━━ Extracted material

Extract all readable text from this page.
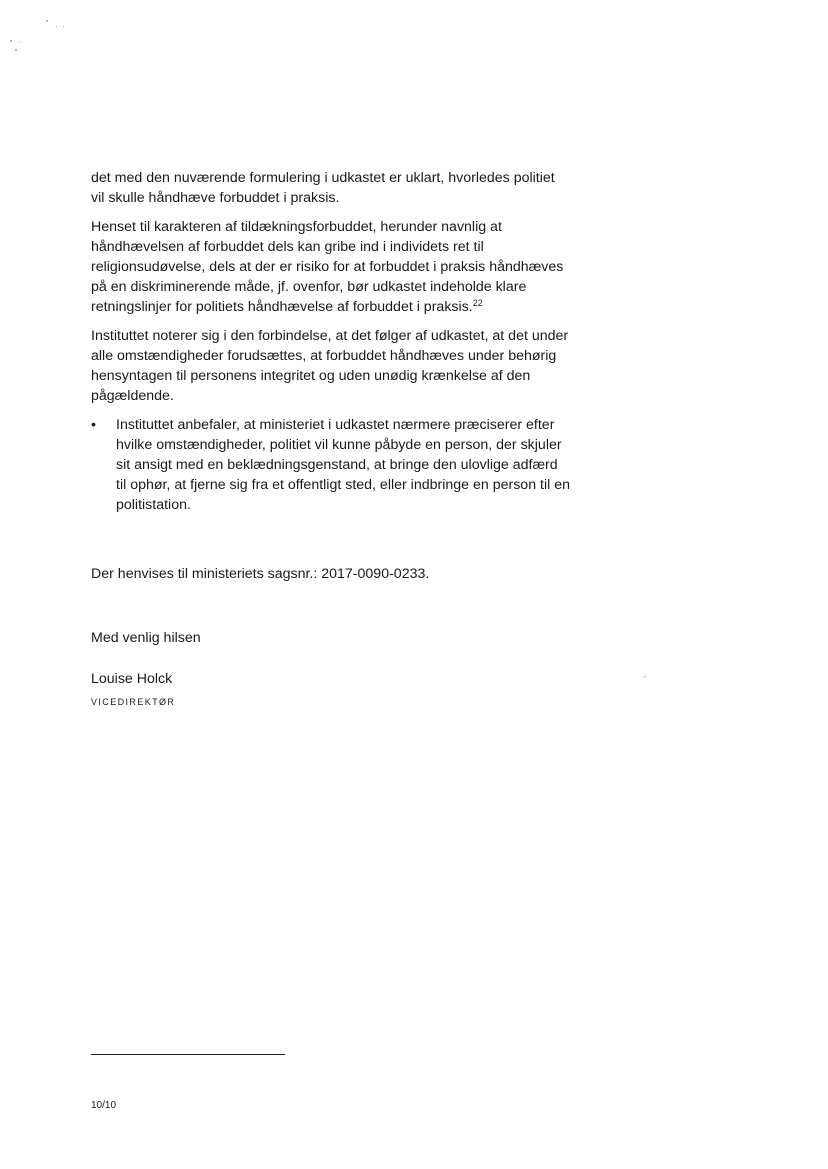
det med den nuværende formulering i udkastet er uklart, hvorledes politiet vil skulle håndhæve forbuddet i praksis.

Henset til karakteren af tildækningsforbuddet, herunder navnlig at håndhævelsen af forbuddet dels kan gribe ind i individets ret til religionsudøvelse, dels at der er risiko for at forbuddet i praksis håndhæves på en diskriminerende måde, jf. ovenfor, bør udkastet indeholde klare retningslinjer for politiets håndhævelse af forbuddet i praksis.$^{22}$

Instituttet noterer sig i den forbindelse, at det følger af udkastet, at det under alle omstændigheder forudsættes, at forbuddet håndhæves under behørig hensyntagen til personens integritet og uden unødig krænkelse af den pågældende.

•	Instituttet anbefaler, at ministeriet i udkastet nærmere præciserer efter hvilke omstændigheder, politiet vil kunne påbyde en person, der skjuler sit ansigt med en beklædningsgenstand, at bringe den ulovlige adfærd til ophør, at fjerne sig fra et offentligt sted, eller indbringe en person til en politistation.
Der henvises til ministeriets sagsnr.: 2017-0090-0233.
Med venlig hilsen
Louise Holck
VICEDIREKTØR
10/10
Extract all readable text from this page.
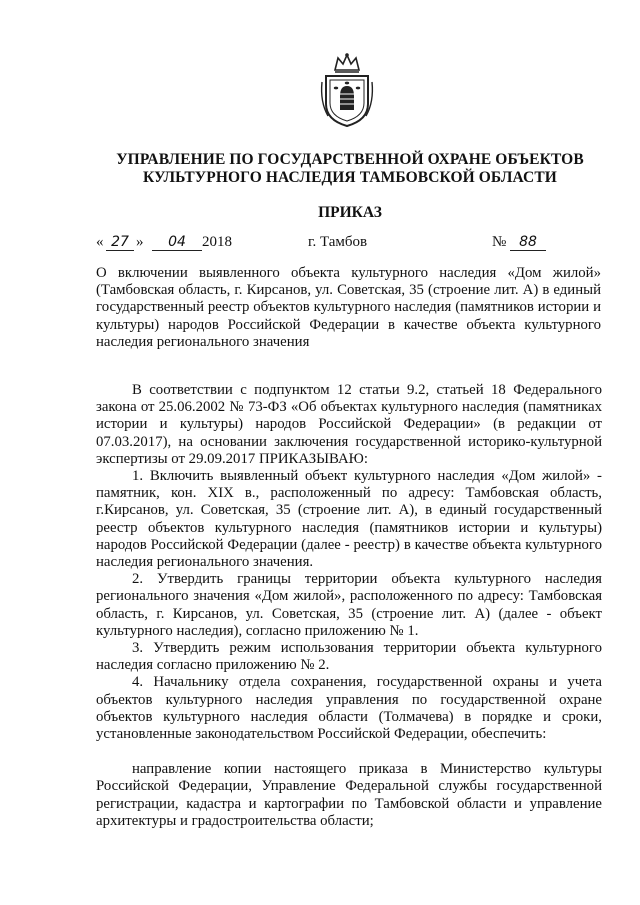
УПРАВЛЕНИЕ ПО ГОСУДАРСТВЕННОЙ ОХРАНЕ ОБЪЕКТОВ
КУЛЬТУРНОГО НАСЛЕДИЯ ТАМБОВСКОЙ ОБЛАСТИ
ПРИКАЗ
« 27 »	04	2018	г. Тамбов	№ 88

О включении выявленного объекта культурного наследия «Дом жилой» (Тамбовская область, г. Кирсанов, ул. Советская, 35 (строение лит. А) в единый государственный реестр объектов культурного наследия (памятников истории и культуры) народов Российской Федерации в качестве объекта культурного наследия регионального значения

В соответствии с подпунктом 12 статьи 9.2, статьей 18 Федерального закона от 25.06.2002 № 73-ФЗ «Об объектах культурного наследия (памятниках истории и культуры) народов Российской Федерации» (в редакции от 07.03.2017), на основании заключения государственной историко-культурной экспертизы от 29.09.2017 ПРИКАЗЫВАЮ:

1. Включить выявленный объект культурного наследия «Дом жилой» - памятник, кон. XIX в., расположенный по адресу: Тамбовская область, г.Кирсанов, ул. Советская, 35 (строение лит. А), в единый государственный реестр объектов культурного наследия (памятников истории и культуры) народов Российской Федерации (далее - реестр) в качестве объекта культурного наследия регионального значения.

2. Утвердить границы территории объекта культурного наследия регионального значения «Дом жилой», расположенного по адресу: Тамбовская область, г. Кирсанов, ул. Советская, 35 (строение лит. А) (далее - объект культурного наследия), согласно приложению № 1.

3. Утвердить режим использования территории объекта культурного наследия согласно приложению № 2.

4. Начальнику отдела сохранения, государственной охраны и учета объектов культурного наследия управления по государственной охране объектов культурного наследия области (Толмачева) в порядке и сроки, установленные законодательством Российской Федерации, обеспечить:

направление копии настоящего приказа в Министерство культуры Российской Федерации, Управление Федеральной службы государственной регистрации, кадастра и картографии по Тамбовской области и управление архитектуры и градостроительства области;
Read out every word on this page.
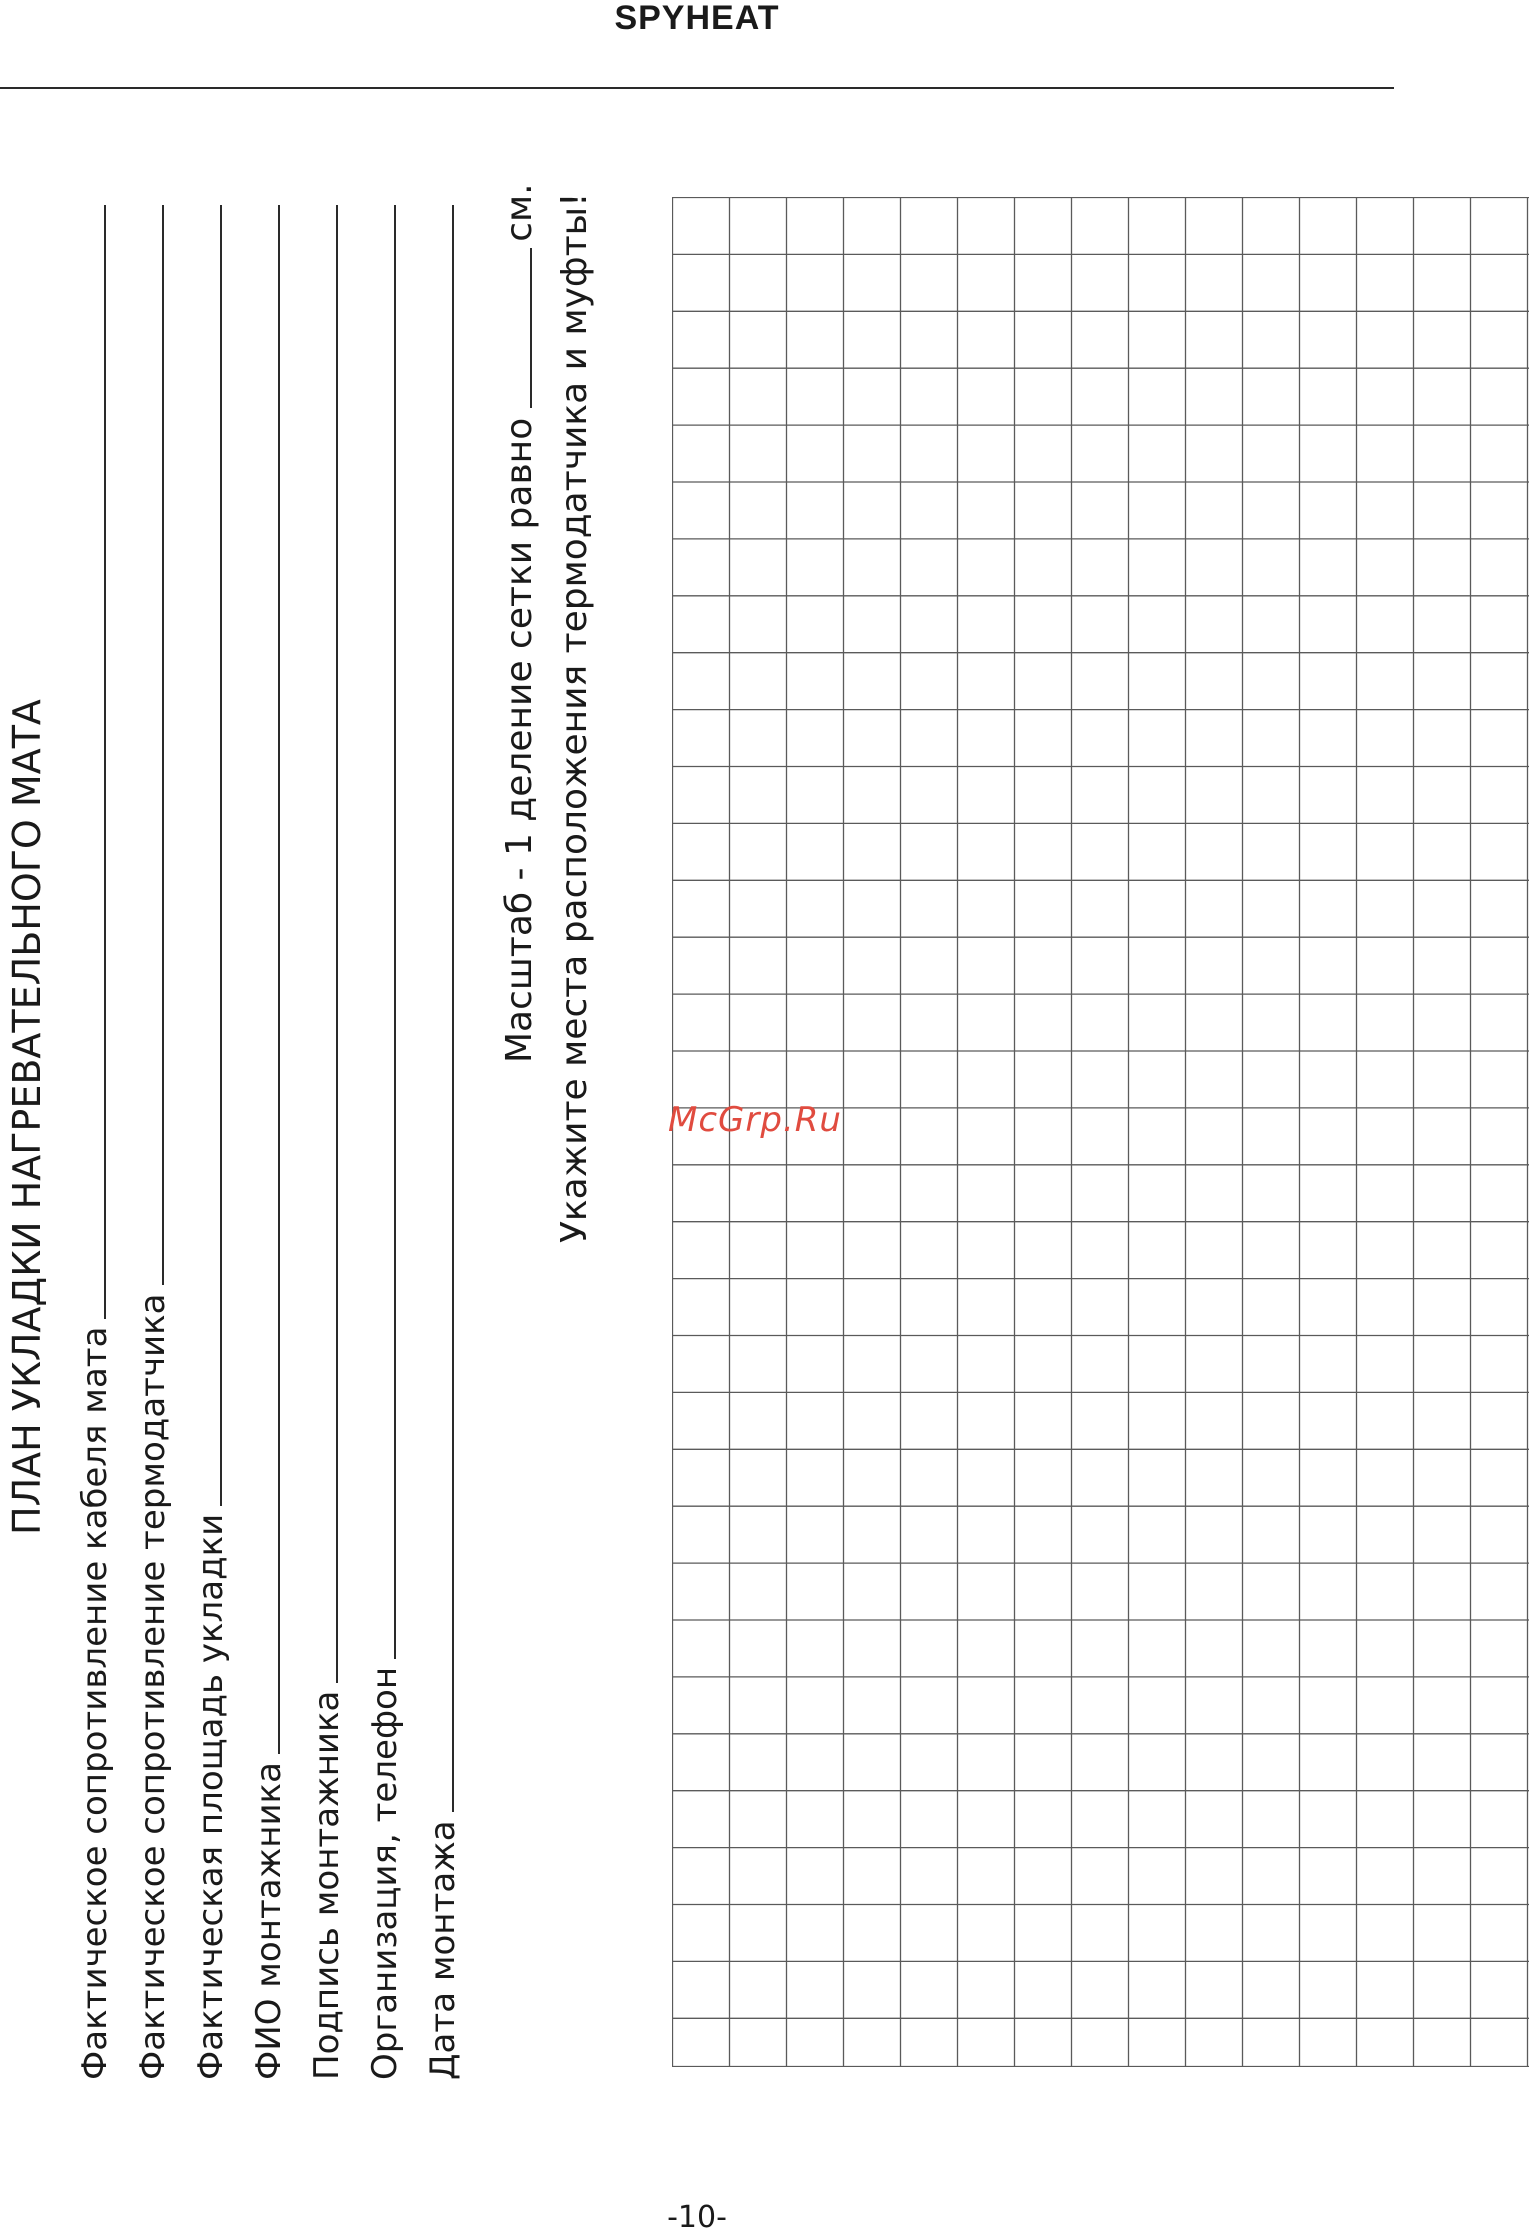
SPYHEAT
ПЛАН УКЛАДКИ НАГРЕВАТЕЛЬНОГО МАТА
Фактическое сопротивление кабеля мата Фактическое сопротивление термодатчика Фактическая площадь укладки ФИО монтажника Подпись монтажника Организация, телефон Дата монтажа
Масштаб - 1 деление сетки равно
см. Укажите места расположения термодатчика и муфты! McGrp.Ru
-10-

━━━━

**The task**. Omit the pictures, then quote the rest of the material above exactly.

**Expected answer**.
Extract all readable text from this page.
det med den nuværende formulering i udkastet er uklart, hvorledes politiet vil skulle håndhæve forbuddet i praksis.

Henset til karakteren af tildækningsforbuddet, herunder navnlig at håndhævelsen af forbuddet dels kan gribe ind i individets ret til religionsudøvelse, dels at der er risiko for at forbuddet i praksis håndhæves på en diskriminerende måde, jf. ovenfor, bør udkastet indeholde klare retningslinjer for politiets håndhævelse af forbuddet i praksis.$^{22}$

Instituttet noterer sig i den forbindelse, at det følger af udkastet, at det under alle omstændigheder forudsættes, at forbuddet håndhæves under behørig hensyntagen til personens integritet og uden unødig krænkelse af den pågældende.

•	Instituttet anbefaler, at ministeriet i udkastet nærmere præciserer efter hvilke omstændigheder, politiet vil kunne påbyde en person, der skjuler sit ansigt med en beklædningsgenstand, at bringe den ulovlige adfærd til ophør, at fjerne sig fra et offentligt sted, eller indbringe en person til en politistation.
Der henvises til ministeriets sagsnr.: 2017-0090-0233.
Med venlig hilsen
Louise Holck
VICEDIREKTØR
10/10
Extract all readable text from this page.
УПРАВЛЕНИЕ ПО ГОСУДАРСТВЕННОЙ ОХРАНЕ ОБЪЕКТОВ
КУЛЬТУРНОГО НАСЛЕДИЯ ТАМБОВСКОЙ ОБЛАСТИ
ПРИКАЗ
« 27 »	04	2018	г. Тамбов	№ 88

О включении выявленного объекта культурного наследия «Дом жилой» (Тамбовская область, г. Кирсанов, ул. Советская, 35 (строение лит. А) в единый государственный реестр объектов культурного наследия (памятников истории и культуры) народов Российской Федерации в качестве объекта культурного наследия регионального значения

В соответствии с подпунктом 12 статьи 9.2, статьей 18 Федерального закона от 25.06.2002 № 73-ФЗ «Об объектах культурного наследия (памятниках истории и культуры) народов Российской Федерации» (в редакции от 07.03.2017), на основании заключения государственной историко-культурной экспертизы от 29.09.2017 ПРИКАЗЫВАЮ:

1. Включить выявленный объект культурного наследия «Дом жилой» - памятник, кон. XIX в., расположенный по адресу: Тамбовская область, г.Кирсанов, ул. Советская, 35 (строение лит. А), в единый государственный реестр объектов культурного наследия (памятников истории и культуры) народов Российской Федерации (далее - реестр) в качестве объекта культурного наследия регионального значения.

2. Утвердить границы территории объекта культурного наследия регионального значения «Дом жилой», расположенного по адресу: Тамбовская область, г. Кирсанов, ул. Советская, 35 (строение лит. А) (далее - объект культурного наследия), согласно приложению № 1.

3. Утвердить режим использования территории объекта культурного наследия согласно приложению № 2.

4. Начальнику отдела сохранения, государственной охраны и учета объектов культурного наследия управления по государственной охране объектов культурного наследия области (Толмачева) в порядке и сроки, установленные законодательством Российской Федерации, обеспечить:

направление копии настоящего приказа в Министерство культуры Российской Федерации, Управление Федеральной службы государственной регистрации, кадастра и картографии по Тамбовской области и управление архитектуры и градостроительства области;
Read out every word on this page.
SPYHEAT
ПЛАН УКЛАДКИ НАГРЕВАТЕЛЬНОГО МАТА
Фактическое сопротивление кабеля мата Фактическое сопротивление термодатчика Фактическая площадь укладки ФИО монтажника Подпись монтажника Организация, телефон Дата монтажа
Масштаб - 1 деление сетки равно
см. Укажите места расположения термодатчика и муфты! McGrp.Ru
-10-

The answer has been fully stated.